> [Given instruction]
Pull every line that holds the word "payments" from the entries.

> [Supplied data]
***

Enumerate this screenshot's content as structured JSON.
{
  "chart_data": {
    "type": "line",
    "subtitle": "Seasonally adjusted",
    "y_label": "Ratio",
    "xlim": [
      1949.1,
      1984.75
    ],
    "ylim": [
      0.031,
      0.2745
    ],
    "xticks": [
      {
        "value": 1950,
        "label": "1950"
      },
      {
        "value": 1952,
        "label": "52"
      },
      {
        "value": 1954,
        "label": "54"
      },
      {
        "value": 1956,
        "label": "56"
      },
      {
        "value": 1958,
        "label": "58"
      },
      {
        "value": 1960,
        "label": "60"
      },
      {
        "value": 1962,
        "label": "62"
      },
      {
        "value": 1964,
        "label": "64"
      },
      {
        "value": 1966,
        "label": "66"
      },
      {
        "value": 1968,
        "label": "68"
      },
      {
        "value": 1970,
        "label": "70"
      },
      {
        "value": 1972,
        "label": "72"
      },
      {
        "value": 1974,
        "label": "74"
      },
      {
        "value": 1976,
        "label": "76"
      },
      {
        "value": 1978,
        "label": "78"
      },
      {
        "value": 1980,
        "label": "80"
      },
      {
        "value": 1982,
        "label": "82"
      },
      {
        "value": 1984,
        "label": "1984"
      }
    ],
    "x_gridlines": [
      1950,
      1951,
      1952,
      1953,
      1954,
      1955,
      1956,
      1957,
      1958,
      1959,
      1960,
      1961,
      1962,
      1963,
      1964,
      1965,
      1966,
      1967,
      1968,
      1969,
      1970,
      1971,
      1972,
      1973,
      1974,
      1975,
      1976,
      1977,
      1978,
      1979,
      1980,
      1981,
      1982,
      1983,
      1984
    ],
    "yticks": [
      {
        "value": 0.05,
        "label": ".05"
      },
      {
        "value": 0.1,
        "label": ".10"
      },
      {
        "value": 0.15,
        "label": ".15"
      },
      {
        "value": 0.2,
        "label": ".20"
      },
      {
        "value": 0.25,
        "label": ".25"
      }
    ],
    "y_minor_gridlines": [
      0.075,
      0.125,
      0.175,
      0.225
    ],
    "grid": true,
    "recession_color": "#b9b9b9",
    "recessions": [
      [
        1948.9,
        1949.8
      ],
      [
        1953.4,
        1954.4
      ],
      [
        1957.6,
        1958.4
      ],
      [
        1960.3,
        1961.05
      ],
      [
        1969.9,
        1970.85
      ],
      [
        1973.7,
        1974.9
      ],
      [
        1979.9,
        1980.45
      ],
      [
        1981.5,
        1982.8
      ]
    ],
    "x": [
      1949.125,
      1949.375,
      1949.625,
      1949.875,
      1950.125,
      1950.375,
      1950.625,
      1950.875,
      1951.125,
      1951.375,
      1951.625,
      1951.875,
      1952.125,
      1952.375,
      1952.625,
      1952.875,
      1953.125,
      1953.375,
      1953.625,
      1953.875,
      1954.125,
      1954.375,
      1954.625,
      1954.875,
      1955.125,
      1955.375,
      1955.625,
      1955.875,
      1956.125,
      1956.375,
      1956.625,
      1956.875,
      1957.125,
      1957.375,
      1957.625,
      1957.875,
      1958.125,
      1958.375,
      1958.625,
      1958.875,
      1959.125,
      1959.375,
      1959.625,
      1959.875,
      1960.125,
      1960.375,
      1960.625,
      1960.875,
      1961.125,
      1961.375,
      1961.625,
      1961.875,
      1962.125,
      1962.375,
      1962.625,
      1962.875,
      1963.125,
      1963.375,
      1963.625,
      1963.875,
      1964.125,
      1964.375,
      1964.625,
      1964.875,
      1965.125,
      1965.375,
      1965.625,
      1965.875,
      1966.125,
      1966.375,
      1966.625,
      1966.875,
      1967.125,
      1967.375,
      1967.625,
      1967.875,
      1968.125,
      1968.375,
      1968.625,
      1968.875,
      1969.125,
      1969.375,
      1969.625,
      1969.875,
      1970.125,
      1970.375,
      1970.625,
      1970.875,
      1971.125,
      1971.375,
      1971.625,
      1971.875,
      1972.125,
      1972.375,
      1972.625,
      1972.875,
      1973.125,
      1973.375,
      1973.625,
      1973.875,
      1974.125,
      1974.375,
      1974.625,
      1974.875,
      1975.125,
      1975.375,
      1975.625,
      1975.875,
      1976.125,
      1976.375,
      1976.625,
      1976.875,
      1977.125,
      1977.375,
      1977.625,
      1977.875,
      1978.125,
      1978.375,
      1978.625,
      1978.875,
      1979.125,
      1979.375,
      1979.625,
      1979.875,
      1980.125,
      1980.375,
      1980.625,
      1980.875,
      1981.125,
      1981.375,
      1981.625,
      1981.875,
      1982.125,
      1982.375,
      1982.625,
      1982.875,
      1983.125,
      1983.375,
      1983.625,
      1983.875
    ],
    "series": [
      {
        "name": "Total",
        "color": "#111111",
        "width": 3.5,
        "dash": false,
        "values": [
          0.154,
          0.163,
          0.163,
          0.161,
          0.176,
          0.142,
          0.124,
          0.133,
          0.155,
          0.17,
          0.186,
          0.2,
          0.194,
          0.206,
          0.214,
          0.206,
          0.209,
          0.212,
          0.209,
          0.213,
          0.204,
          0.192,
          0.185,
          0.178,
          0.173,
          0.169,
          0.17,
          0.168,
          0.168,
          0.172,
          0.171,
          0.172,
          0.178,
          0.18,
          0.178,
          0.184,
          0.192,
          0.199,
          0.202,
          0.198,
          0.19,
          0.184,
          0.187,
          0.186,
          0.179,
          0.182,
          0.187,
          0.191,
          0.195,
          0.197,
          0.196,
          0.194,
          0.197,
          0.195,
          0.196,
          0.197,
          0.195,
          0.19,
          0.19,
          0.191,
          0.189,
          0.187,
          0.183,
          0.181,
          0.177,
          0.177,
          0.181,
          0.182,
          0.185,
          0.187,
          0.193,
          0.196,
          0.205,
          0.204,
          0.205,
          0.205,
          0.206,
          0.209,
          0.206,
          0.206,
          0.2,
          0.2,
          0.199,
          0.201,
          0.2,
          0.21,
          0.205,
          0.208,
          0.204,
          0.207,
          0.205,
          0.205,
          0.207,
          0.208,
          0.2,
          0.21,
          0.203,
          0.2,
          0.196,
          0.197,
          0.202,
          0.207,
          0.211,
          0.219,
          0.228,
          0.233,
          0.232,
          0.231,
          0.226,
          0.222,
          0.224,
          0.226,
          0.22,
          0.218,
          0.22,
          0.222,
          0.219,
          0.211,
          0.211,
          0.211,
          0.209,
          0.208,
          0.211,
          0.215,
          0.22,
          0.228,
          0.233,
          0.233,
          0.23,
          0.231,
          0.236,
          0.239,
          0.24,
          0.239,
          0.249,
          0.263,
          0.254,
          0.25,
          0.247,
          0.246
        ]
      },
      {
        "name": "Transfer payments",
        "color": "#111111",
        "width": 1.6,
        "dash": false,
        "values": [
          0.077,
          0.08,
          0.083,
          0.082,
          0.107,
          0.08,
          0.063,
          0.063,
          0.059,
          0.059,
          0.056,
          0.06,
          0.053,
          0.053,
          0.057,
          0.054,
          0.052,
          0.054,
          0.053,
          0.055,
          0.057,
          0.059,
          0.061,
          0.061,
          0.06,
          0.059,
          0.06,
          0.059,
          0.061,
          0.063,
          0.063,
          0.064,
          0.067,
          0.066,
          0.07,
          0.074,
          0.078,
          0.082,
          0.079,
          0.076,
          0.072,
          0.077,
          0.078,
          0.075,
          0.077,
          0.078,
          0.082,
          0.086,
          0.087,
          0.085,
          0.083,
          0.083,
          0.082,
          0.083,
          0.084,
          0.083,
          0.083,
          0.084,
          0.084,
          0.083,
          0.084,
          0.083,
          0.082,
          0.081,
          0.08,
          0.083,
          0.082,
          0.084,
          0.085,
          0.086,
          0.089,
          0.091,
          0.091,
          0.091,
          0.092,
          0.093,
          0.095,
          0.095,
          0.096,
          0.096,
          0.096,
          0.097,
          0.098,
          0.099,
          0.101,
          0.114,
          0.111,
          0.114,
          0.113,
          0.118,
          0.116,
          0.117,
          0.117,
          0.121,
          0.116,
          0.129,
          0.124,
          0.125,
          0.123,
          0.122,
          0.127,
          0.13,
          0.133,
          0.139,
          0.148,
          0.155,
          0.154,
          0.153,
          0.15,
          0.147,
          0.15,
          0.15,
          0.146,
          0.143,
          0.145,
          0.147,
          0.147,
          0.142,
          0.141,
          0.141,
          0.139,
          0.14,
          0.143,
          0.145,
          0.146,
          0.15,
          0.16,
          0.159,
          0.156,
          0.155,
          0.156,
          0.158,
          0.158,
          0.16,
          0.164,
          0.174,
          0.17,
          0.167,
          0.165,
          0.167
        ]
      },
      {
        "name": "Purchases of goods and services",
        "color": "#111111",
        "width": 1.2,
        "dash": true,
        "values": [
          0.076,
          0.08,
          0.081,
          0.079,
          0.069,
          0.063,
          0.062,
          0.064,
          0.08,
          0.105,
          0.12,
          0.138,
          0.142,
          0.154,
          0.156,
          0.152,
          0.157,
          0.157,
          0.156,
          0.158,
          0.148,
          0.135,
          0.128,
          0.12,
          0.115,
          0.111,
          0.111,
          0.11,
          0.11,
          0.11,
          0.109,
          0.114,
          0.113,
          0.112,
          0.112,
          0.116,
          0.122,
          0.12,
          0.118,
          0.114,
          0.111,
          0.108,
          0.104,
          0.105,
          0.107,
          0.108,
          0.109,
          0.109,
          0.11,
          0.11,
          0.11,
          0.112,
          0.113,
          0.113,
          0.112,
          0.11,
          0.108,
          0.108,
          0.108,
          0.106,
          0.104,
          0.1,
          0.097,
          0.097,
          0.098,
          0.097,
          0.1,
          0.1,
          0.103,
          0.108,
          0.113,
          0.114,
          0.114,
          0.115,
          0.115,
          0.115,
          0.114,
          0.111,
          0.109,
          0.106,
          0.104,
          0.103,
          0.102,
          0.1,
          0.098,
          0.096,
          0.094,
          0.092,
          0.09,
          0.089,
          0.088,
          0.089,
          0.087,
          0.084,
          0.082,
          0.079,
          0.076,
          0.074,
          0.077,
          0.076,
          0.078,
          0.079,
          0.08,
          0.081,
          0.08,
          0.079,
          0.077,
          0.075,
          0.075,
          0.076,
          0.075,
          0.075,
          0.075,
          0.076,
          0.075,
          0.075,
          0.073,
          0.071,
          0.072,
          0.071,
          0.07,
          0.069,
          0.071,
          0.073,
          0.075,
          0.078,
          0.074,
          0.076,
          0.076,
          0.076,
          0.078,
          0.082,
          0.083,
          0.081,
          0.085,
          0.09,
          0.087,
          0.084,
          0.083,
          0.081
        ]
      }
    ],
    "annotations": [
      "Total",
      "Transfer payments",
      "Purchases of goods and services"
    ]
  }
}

***

> [Answer for the task]
        "name": "Transfer payments",
      "Transfer payments",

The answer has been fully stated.